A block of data
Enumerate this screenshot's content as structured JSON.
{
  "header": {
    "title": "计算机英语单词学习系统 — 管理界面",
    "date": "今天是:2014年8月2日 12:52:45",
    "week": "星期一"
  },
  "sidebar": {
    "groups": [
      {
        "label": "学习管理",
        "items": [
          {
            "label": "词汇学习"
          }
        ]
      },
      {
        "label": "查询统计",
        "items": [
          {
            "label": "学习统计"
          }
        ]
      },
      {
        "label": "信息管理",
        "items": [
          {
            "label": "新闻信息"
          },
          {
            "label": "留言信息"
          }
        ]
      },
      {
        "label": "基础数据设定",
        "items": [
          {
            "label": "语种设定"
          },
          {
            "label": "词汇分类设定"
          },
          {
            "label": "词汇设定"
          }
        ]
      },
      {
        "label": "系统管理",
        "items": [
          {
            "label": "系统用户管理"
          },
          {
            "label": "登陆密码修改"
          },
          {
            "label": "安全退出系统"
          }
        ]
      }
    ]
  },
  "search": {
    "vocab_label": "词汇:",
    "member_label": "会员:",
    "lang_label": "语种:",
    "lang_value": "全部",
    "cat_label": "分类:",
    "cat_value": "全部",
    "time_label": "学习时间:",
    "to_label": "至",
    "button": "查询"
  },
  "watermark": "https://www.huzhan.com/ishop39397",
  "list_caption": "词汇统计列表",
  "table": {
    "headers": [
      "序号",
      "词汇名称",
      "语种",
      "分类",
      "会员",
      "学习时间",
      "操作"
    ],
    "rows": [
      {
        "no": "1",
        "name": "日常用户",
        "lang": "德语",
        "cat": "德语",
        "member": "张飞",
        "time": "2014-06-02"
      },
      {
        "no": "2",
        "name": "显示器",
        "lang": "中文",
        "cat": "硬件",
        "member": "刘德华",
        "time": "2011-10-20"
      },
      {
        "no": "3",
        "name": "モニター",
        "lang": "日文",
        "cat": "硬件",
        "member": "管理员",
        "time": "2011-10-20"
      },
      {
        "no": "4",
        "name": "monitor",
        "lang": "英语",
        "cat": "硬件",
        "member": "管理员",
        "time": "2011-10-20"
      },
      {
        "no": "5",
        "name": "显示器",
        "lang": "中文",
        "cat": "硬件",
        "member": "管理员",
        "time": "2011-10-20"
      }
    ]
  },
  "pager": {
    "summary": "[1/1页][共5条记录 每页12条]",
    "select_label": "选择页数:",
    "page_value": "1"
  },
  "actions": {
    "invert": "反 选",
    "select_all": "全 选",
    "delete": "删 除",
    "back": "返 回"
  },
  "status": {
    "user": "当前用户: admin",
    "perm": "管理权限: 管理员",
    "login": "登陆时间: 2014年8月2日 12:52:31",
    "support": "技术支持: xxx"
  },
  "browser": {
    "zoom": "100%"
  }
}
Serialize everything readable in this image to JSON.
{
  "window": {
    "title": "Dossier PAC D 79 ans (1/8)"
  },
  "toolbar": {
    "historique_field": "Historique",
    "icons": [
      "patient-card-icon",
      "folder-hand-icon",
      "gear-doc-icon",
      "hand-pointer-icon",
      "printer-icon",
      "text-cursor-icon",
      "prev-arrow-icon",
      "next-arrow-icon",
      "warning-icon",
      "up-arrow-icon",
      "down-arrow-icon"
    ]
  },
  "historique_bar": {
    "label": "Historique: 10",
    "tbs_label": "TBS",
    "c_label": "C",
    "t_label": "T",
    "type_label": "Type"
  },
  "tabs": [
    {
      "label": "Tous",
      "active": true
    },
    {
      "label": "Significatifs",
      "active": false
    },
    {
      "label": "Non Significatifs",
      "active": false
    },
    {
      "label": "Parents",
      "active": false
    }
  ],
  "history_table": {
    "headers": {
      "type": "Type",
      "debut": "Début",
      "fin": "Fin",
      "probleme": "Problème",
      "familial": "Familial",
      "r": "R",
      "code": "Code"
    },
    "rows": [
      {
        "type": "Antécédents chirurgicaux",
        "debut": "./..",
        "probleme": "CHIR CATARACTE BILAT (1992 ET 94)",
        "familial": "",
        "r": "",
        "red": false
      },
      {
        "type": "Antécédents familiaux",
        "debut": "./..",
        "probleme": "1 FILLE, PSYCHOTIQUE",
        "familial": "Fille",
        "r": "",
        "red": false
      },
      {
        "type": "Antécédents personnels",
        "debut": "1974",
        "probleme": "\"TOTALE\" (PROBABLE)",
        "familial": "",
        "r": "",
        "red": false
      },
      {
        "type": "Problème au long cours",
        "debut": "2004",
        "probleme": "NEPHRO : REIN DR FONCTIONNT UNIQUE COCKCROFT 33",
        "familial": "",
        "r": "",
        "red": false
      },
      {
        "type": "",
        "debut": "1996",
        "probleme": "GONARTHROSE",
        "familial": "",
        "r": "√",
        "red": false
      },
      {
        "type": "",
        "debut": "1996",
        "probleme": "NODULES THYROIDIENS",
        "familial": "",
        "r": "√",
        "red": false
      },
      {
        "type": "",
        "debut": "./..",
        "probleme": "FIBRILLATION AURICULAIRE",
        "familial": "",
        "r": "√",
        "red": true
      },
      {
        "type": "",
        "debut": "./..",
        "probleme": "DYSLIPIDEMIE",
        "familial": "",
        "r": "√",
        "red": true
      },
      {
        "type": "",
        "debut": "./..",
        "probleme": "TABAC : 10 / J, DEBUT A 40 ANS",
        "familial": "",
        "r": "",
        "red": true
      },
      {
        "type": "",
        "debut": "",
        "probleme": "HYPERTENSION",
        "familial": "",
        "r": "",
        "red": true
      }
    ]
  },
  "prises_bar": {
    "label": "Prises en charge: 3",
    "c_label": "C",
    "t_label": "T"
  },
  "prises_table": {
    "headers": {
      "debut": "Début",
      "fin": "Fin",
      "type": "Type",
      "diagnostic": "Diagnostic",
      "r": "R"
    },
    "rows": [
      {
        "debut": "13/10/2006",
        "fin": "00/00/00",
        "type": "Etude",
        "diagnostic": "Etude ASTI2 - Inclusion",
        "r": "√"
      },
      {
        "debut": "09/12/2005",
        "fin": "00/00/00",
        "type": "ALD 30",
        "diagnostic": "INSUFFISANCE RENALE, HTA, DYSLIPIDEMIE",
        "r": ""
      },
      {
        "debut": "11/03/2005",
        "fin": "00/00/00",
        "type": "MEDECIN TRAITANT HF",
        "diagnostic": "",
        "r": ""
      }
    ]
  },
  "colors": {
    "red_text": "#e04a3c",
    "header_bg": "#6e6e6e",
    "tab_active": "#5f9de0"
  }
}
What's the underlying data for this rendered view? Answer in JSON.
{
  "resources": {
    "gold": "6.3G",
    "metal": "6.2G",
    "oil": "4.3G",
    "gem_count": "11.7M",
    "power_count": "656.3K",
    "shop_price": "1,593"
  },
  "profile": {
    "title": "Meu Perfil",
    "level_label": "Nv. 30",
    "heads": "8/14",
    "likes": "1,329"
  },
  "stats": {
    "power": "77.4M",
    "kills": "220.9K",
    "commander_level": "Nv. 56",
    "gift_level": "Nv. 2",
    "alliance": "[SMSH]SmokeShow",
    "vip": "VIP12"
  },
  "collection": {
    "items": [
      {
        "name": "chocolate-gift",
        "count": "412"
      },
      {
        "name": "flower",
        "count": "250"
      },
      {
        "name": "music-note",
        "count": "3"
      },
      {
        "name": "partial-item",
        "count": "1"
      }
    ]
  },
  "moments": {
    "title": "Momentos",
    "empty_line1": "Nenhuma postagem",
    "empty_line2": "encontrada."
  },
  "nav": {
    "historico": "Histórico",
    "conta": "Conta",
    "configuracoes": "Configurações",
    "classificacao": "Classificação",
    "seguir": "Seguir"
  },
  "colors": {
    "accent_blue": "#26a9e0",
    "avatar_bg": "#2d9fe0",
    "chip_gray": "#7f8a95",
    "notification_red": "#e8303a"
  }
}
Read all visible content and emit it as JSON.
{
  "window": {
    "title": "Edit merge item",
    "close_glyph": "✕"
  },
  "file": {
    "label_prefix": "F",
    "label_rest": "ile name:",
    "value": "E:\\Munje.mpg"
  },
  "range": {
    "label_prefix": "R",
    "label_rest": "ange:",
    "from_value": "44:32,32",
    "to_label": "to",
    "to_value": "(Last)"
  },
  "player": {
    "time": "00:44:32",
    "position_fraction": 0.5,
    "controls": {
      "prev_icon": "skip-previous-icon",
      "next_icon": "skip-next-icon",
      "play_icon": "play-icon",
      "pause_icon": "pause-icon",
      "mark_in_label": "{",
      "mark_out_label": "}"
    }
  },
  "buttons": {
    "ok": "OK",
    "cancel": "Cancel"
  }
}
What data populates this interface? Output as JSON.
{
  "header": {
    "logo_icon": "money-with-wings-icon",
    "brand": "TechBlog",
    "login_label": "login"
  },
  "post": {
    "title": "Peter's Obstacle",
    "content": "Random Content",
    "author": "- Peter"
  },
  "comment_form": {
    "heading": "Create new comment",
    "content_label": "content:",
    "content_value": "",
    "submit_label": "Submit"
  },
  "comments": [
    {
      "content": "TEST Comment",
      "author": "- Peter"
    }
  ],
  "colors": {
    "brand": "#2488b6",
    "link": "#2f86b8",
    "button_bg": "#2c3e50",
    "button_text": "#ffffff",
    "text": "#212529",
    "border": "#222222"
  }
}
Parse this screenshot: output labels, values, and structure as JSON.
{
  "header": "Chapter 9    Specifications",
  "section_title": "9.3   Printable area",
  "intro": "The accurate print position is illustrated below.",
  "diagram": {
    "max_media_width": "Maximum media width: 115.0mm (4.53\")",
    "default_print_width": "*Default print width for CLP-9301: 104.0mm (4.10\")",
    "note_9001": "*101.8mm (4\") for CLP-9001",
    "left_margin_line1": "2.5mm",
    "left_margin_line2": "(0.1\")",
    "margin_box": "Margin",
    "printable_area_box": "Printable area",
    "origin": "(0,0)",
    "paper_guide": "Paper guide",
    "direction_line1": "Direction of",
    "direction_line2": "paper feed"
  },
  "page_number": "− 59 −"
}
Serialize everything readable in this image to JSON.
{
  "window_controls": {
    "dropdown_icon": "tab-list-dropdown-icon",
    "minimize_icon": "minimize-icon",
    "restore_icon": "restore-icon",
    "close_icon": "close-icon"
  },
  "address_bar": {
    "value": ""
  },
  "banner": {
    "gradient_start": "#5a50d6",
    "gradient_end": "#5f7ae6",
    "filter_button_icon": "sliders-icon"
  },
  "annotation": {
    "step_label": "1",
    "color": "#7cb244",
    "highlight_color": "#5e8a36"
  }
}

**Your objective**
Which lines of the data above contain "probleme"? Copy each one.

**Task response**
      "probleme": "Problème",
        "probleme": "CHIR CATARACTE BILAT (1992 ET 94)",
        "probleme": "1 FILLE, PSYCHOTIQUE",
        "probleme": "\"TOTALE\" (PROBABLE)",
        "probleme": "NEPHRO : REIN DR FONCTIONNT UNIQUE COCKCROFT 33",
        "probleme": "GONARTHROSE",
        "probleme": "NODULES THYROIDIENS",
        "probleme": "FIBRILLATION AURICULAIRE",
        "probleme": "DYSLIPIDEMIE",
        "probleme": "TABAC : 10 / J, DEBUT A 40 ANS",
        "probleme": "HYPERTENSION",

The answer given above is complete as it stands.